## THE TASK
Reproduce the rows word for word, starting with the first row and going on through the row that contains "hero-title: Limitless AI", with both of those rows included.
════════
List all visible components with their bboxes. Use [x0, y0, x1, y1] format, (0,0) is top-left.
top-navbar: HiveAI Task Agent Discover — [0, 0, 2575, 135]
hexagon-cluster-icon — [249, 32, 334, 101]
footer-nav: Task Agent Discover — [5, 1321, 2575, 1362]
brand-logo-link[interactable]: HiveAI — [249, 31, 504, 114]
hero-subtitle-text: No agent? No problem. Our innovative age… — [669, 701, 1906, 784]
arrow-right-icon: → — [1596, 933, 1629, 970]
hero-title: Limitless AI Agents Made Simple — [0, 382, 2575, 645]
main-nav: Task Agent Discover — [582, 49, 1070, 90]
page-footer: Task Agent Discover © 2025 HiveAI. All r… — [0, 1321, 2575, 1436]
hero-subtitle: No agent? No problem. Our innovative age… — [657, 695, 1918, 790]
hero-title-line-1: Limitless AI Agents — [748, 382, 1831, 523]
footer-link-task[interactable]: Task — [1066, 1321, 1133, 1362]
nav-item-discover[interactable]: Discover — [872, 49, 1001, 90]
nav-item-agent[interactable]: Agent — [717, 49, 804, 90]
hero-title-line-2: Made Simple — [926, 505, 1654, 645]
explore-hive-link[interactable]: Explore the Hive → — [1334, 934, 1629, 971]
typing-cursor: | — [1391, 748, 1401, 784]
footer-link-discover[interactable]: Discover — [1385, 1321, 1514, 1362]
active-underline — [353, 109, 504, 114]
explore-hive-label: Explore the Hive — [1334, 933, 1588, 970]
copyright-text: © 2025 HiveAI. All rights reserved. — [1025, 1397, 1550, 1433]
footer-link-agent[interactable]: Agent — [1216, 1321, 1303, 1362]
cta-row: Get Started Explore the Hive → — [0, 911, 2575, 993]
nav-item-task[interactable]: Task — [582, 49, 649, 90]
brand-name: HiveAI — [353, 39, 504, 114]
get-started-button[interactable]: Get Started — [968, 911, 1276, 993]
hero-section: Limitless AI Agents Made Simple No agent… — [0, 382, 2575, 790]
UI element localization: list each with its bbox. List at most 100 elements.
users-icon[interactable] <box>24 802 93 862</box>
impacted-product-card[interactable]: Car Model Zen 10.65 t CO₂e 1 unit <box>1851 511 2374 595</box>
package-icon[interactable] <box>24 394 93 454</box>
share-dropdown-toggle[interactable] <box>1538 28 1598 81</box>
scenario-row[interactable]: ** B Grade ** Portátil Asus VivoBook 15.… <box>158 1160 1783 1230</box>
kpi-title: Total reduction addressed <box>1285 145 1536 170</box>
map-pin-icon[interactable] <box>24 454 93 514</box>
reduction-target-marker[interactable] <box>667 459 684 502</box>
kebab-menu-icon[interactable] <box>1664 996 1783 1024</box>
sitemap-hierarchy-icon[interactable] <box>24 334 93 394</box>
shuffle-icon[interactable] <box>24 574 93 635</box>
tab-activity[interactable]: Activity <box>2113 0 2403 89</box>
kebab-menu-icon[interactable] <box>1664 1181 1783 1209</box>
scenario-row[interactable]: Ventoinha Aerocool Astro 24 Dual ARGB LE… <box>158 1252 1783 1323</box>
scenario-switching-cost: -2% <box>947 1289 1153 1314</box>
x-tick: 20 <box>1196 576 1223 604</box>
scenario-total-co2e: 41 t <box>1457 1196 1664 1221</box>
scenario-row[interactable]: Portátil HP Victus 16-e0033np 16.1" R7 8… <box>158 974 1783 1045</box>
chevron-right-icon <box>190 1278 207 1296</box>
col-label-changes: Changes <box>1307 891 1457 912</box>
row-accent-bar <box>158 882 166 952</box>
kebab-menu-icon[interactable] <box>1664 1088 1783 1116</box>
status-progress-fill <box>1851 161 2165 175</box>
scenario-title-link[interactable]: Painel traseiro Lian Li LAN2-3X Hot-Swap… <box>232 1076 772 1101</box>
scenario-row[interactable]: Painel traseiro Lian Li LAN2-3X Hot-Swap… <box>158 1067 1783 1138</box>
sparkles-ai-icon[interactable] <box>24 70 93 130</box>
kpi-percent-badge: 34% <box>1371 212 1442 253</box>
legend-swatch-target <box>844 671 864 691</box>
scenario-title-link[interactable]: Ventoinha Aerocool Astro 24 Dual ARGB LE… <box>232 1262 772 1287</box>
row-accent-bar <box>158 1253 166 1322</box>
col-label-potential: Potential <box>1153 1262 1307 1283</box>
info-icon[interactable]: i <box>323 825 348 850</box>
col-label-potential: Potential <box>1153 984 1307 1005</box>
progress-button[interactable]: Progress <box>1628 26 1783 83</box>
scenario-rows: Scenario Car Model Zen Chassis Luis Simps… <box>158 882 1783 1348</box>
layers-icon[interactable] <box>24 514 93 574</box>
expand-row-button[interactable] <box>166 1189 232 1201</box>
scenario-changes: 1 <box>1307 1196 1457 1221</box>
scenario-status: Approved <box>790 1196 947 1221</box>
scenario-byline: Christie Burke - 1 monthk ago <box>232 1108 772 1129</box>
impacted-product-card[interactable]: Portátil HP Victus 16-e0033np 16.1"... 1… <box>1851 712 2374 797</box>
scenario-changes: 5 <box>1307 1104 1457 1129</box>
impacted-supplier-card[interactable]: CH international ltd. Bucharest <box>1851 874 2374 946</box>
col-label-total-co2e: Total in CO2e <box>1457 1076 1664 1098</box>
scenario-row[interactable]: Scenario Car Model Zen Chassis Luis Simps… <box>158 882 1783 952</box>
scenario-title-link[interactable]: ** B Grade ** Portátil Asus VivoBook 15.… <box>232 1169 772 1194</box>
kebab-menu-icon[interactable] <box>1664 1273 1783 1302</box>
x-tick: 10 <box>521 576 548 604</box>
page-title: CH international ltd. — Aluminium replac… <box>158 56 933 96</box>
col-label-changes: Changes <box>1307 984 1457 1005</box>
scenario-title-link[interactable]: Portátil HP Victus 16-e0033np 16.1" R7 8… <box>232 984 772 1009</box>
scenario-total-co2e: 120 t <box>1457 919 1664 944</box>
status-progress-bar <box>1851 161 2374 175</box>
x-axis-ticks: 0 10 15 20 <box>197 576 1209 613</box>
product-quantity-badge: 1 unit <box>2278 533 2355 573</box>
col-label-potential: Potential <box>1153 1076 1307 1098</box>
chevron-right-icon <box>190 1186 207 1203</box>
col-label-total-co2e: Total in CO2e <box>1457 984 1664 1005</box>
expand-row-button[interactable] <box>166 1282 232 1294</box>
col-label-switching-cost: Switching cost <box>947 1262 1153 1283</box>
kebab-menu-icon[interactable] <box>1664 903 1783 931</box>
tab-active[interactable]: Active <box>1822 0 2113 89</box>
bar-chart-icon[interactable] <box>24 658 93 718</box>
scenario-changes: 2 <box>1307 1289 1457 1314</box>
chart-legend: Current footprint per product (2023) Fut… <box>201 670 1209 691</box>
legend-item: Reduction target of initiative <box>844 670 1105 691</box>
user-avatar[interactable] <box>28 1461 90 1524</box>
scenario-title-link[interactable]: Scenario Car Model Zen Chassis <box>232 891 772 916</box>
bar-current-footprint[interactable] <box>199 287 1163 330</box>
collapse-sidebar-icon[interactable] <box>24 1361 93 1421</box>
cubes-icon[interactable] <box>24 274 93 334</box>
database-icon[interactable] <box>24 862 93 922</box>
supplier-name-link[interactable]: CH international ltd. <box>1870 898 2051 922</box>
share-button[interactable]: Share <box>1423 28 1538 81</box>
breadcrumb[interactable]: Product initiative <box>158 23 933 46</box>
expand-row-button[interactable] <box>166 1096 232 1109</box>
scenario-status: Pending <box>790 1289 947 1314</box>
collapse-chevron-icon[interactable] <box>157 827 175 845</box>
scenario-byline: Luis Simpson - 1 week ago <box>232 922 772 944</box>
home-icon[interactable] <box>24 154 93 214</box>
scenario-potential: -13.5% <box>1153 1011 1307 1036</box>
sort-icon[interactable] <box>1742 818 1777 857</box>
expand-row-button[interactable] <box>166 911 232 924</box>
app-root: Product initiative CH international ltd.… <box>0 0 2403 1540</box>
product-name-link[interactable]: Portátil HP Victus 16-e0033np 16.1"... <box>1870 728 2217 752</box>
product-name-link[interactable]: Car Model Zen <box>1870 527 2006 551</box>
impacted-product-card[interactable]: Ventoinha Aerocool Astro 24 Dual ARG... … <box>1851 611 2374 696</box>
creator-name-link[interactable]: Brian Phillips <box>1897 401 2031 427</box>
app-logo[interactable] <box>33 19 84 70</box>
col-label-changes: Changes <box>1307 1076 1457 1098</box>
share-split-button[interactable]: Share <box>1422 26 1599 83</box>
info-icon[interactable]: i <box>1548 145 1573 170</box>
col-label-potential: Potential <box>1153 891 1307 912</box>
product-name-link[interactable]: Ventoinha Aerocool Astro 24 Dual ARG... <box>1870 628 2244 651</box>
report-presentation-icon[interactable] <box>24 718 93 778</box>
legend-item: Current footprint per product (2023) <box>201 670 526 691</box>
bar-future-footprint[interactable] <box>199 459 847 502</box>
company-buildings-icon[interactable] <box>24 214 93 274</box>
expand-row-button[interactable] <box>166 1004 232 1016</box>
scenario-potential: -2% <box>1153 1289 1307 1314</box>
════════
## EXERCISE OUTPUT
List all visible components with their bboxes. Use [x0, y0, x1, y1] format, (0,0) is top-left.
top-navbar: HiveAI Task Agent Discover — [0, 0, 2575, 135]
hexagon-cluster-icon — [249, 32, 334, 101]
footer-nav: Task Agent Discover — [5, 1321, 2575, 1362]
brand-logo-link[interactable]: HiveAI — [249, 31, 504, 114]
hero-subtitle-text: No agent? No problem. Our innovative age… — [669, 701, 1906, 784]
arrow-right-icon: → — [1596, 933, 1629, 970]
hero-title: Limitless AI Agents Made Simple — [0, 382, 2575, 645]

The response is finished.